[The problem] Where the string "escape" occurs in the material below, report the whole line.

[Task input]
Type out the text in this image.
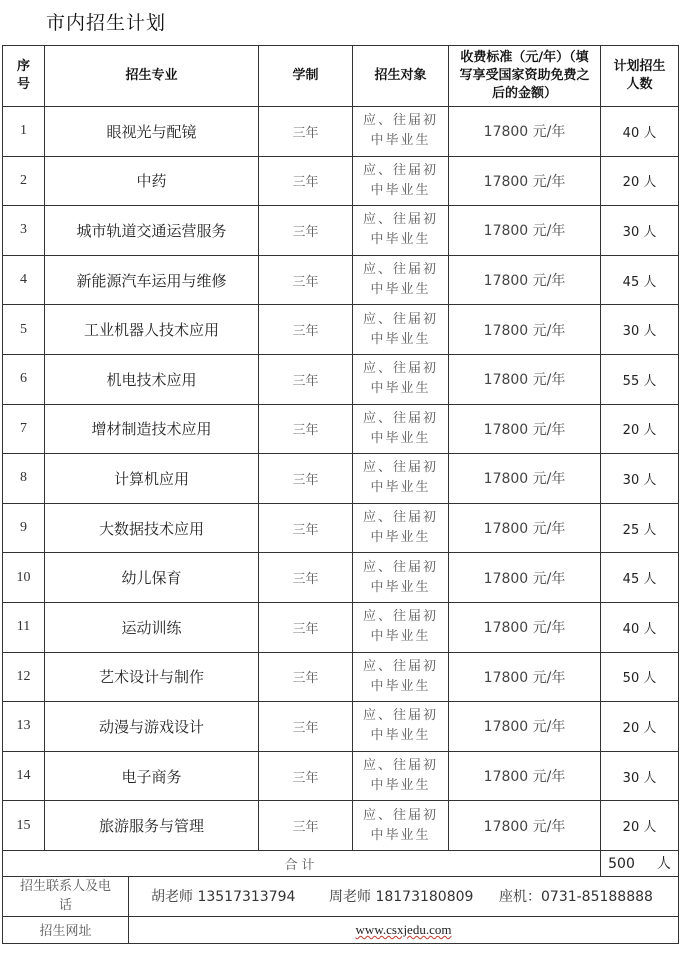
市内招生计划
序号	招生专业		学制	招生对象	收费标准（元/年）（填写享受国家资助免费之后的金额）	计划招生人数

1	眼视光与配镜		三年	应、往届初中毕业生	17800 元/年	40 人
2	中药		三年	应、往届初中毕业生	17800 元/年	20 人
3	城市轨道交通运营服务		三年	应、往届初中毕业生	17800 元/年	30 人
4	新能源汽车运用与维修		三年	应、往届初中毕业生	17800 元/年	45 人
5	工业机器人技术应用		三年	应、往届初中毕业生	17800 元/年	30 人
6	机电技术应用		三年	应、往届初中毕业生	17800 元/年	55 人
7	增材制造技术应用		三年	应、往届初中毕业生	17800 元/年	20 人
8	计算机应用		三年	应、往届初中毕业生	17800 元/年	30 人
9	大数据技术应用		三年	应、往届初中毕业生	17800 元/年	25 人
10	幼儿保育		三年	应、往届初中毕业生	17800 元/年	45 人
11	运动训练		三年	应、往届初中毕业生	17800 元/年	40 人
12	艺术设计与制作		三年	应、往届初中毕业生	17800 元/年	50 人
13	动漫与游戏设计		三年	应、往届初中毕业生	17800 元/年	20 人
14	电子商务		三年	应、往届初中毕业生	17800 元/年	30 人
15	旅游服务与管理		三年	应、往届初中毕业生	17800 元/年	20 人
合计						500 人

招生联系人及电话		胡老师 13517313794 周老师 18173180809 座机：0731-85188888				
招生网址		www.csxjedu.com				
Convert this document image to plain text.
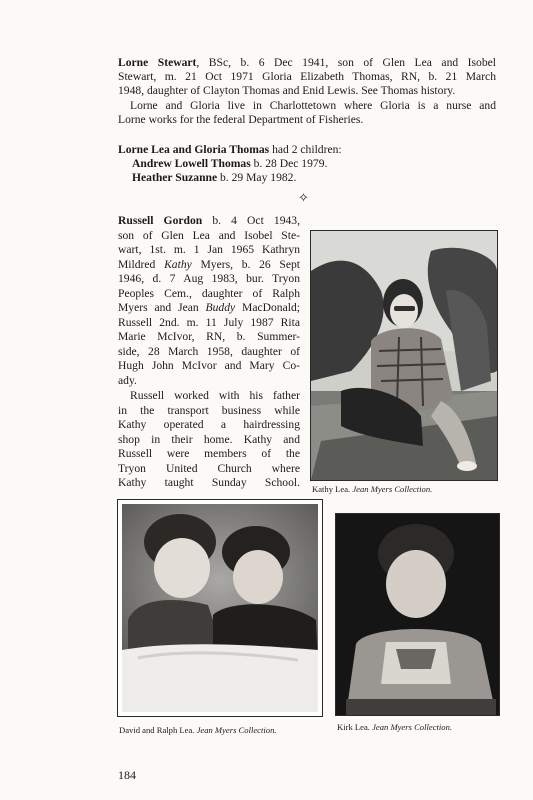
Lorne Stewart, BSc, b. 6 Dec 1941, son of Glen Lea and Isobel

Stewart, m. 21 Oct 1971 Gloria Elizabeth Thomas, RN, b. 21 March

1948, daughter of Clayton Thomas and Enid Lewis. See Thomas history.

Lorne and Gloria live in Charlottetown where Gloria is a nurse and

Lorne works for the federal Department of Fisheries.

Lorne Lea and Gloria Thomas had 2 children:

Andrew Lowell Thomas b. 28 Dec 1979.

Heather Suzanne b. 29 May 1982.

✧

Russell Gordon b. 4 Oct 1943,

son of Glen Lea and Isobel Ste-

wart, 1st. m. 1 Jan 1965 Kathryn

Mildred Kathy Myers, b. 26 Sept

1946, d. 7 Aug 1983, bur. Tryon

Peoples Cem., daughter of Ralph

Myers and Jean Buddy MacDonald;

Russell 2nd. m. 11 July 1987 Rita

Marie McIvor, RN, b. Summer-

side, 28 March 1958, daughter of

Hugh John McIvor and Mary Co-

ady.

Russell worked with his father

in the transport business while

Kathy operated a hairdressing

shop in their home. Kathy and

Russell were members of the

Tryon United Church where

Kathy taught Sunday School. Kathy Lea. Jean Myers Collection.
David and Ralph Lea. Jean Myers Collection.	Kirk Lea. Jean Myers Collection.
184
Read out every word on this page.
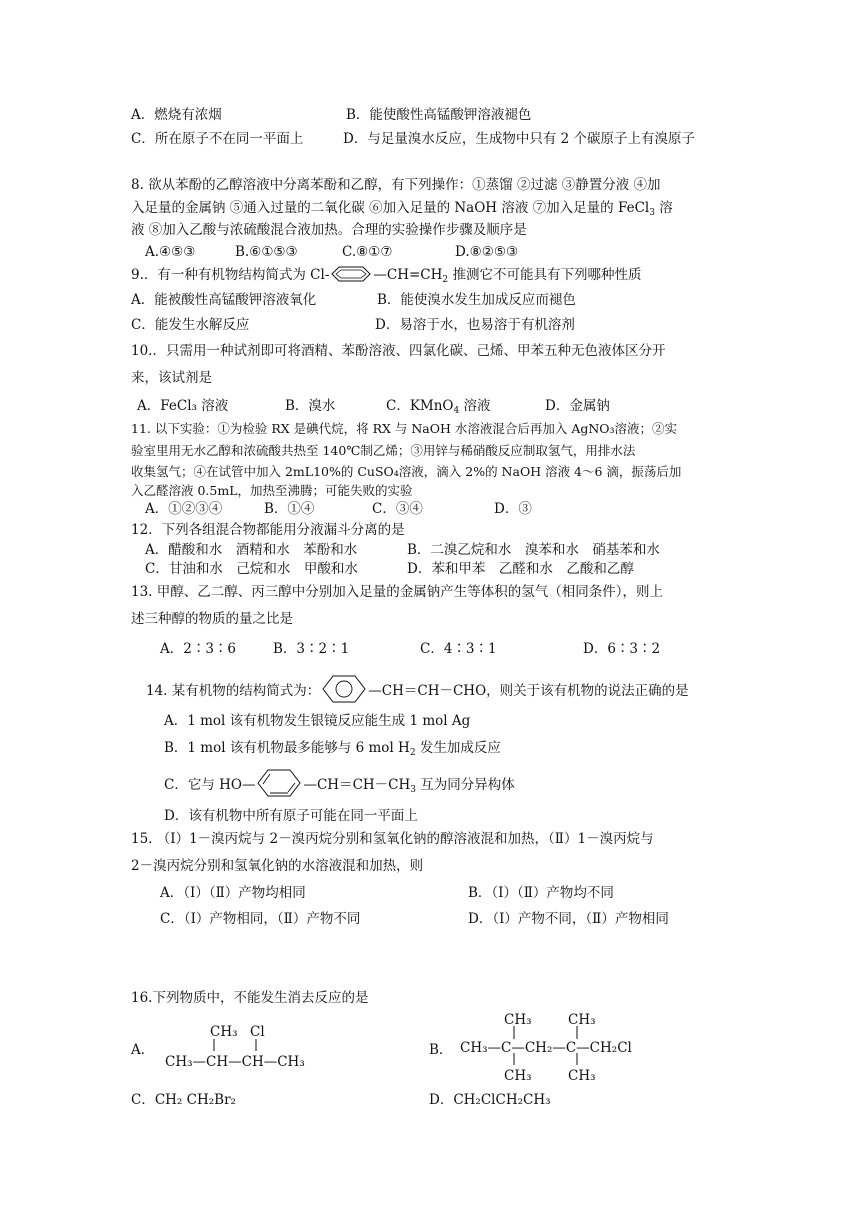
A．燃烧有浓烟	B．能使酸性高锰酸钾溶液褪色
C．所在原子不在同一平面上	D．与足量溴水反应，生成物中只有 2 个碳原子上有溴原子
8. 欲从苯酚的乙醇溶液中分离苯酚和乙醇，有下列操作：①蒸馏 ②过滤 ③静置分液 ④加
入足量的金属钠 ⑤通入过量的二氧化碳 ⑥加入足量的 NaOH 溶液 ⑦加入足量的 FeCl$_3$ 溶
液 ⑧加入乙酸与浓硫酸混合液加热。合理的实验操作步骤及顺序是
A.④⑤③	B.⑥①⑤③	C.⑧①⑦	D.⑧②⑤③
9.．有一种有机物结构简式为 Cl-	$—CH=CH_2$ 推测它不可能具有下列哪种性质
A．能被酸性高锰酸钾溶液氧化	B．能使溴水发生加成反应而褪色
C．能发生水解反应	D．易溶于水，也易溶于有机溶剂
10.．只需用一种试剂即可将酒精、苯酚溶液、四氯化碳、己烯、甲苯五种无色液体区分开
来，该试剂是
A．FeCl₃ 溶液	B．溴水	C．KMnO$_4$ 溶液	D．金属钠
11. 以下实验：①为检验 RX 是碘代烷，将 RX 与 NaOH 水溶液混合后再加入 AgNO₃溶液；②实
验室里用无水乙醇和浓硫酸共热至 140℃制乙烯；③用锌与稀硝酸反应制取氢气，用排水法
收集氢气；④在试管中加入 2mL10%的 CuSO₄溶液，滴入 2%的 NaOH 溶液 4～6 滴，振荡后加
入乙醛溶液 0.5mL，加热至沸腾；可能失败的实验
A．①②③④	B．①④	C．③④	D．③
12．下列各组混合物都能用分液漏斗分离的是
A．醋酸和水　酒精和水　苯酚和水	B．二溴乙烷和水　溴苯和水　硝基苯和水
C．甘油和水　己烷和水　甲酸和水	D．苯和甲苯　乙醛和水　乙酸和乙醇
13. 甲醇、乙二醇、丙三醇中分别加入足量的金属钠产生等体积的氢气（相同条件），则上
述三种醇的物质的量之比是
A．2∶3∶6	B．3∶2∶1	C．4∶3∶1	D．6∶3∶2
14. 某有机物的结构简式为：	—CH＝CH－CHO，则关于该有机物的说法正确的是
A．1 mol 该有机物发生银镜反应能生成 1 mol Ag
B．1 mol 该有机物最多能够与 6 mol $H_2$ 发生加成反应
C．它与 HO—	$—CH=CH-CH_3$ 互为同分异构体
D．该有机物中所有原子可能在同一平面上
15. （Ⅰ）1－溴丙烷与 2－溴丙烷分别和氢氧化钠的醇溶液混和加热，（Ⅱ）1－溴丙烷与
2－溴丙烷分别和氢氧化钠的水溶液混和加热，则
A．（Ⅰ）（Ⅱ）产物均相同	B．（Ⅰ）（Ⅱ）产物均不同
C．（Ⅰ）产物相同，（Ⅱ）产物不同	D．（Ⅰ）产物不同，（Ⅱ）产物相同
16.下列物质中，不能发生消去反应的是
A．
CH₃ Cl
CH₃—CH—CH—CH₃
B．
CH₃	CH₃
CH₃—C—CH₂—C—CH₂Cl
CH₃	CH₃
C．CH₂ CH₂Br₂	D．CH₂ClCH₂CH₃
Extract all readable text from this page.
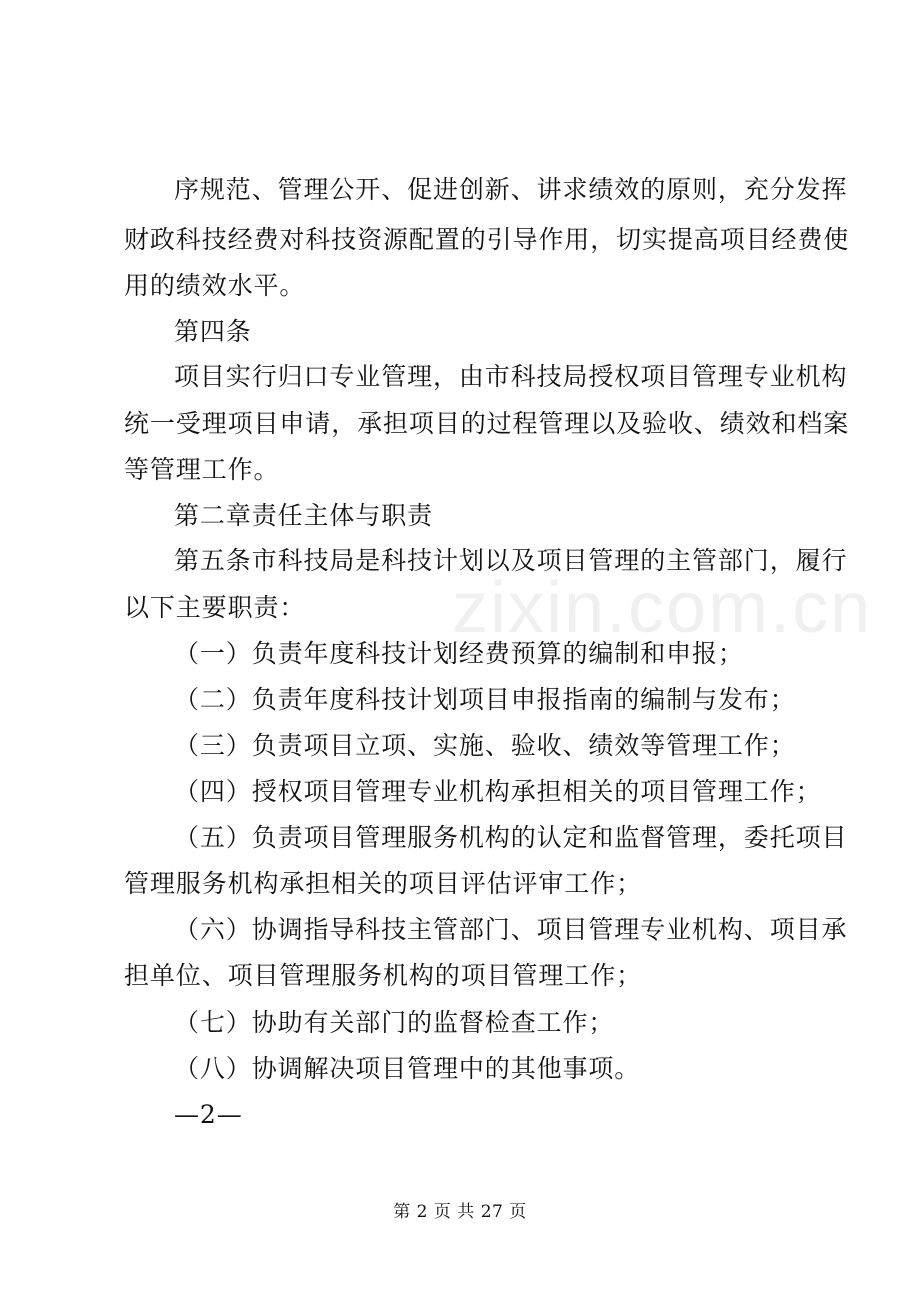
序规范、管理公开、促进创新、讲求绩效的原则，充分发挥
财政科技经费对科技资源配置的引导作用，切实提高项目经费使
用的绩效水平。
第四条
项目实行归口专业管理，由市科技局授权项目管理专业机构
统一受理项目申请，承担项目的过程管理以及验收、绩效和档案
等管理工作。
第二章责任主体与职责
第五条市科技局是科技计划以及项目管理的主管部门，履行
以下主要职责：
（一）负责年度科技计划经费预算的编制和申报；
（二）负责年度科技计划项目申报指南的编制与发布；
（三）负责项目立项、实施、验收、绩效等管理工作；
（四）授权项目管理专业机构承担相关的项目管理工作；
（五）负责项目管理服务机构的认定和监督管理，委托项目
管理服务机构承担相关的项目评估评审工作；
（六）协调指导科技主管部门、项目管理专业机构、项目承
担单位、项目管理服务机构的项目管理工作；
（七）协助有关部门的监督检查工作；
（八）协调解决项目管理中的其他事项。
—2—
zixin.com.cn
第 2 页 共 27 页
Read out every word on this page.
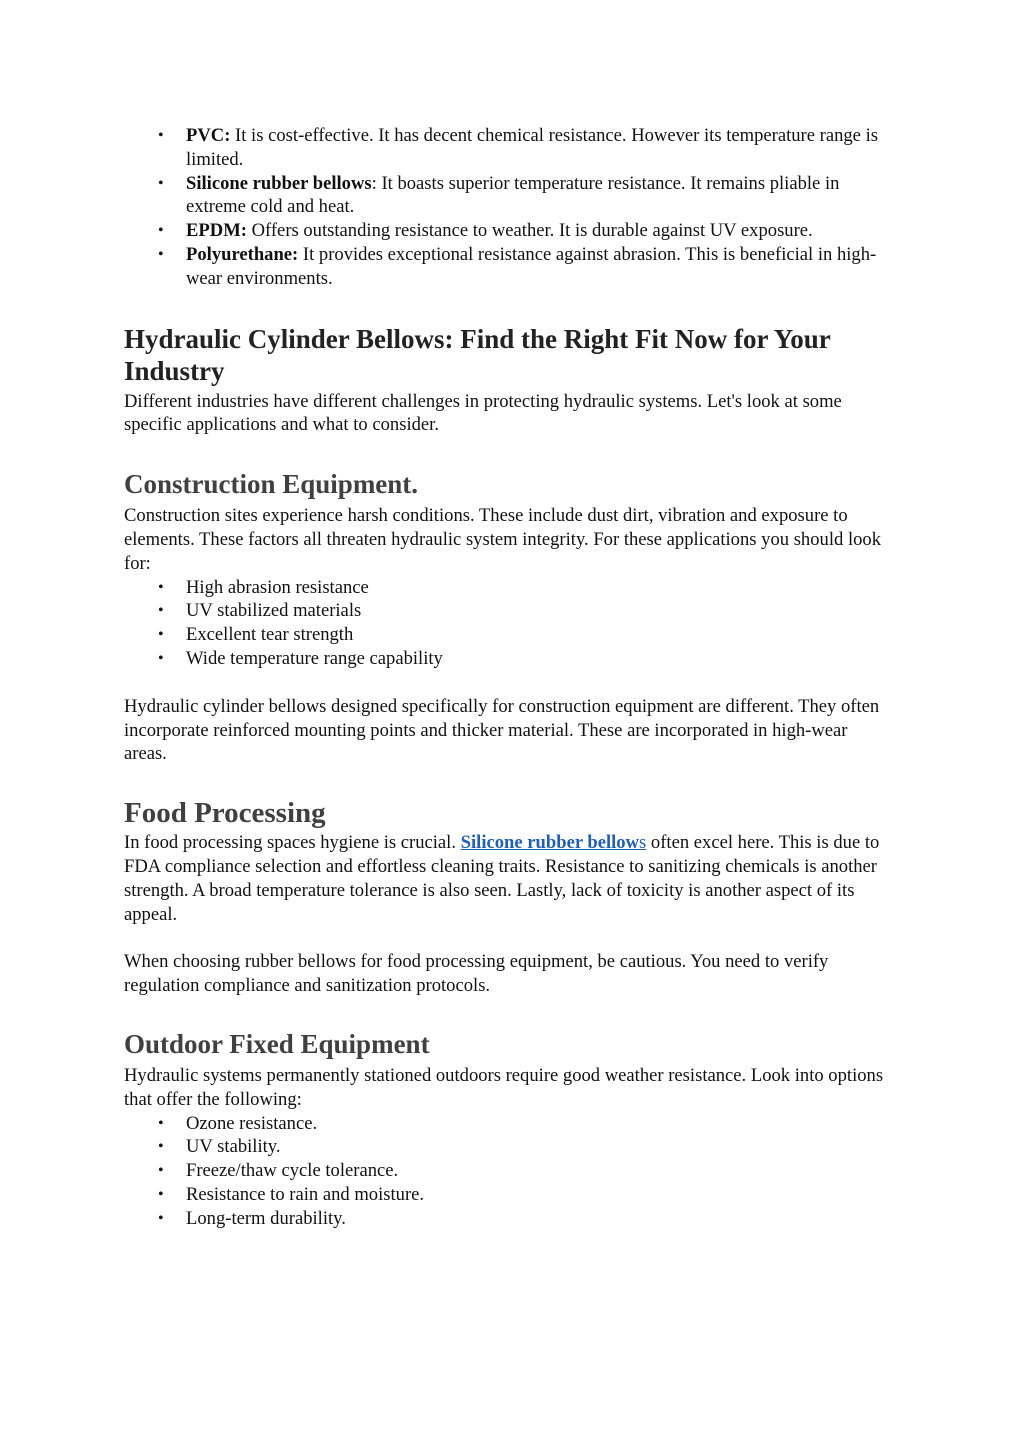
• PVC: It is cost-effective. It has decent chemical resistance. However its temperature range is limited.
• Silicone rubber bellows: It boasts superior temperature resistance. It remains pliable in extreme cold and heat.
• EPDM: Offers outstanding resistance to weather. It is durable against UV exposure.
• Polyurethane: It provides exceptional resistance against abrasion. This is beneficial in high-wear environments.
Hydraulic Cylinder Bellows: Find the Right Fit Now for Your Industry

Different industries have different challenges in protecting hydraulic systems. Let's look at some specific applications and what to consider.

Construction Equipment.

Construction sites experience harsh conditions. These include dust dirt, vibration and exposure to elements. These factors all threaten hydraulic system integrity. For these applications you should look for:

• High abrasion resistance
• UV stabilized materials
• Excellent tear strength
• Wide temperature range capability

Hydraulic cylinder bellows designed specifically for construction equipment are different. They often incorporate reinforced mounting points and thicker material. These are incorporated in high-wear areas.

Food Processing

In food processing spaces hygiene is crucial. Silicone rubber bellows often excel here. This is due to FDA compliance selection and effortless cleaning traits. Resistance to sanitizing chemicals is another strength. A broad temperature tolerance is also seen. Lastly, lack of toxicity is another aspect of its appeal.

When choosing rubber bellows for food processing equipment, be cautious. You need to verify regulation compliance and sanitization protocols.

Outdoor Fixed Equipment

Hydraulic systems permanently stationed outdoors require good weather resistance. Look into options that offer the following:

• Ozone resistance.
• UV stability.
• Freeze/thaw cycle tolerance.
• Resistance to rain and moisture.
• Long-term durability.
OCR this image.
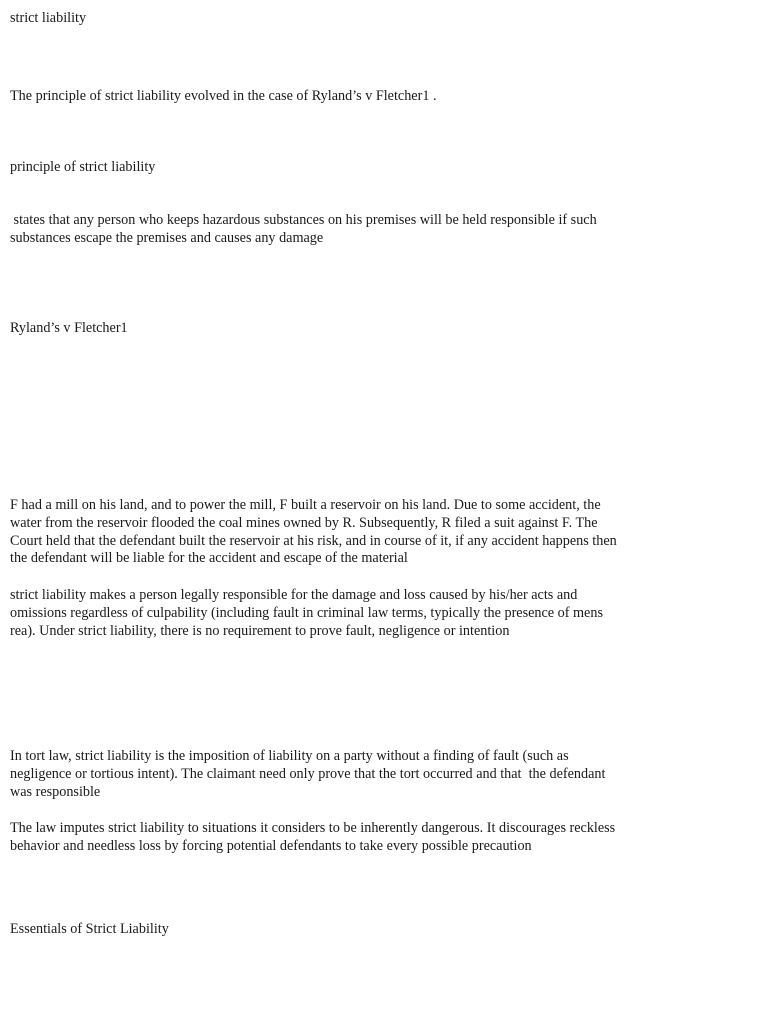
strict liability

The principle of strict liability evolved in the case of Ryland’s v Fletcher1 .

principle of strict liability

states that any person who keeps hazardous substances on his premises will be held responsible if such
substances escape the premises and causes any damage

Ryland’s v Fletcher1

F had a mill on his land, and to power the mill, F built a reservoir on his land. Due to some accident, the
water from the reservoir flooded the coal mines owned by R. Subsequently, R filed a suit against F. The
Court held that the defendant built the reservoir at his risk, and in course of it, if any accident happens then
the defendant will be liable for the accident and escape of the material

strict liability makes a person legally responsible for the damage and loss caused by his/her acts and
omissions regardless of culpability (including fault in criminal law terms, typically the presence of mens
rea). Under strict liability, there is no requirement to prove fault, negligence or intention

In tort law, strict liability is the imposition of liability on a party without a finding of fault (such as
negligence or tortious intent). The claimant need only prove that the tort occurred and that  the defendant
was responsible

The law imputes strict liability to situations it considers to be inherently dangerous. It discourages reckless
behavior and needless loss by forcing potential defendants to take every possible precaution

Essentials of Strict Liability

[Full output]
substances escape the premises and causes any damage
the defendant will be liable for the accident and escape of the material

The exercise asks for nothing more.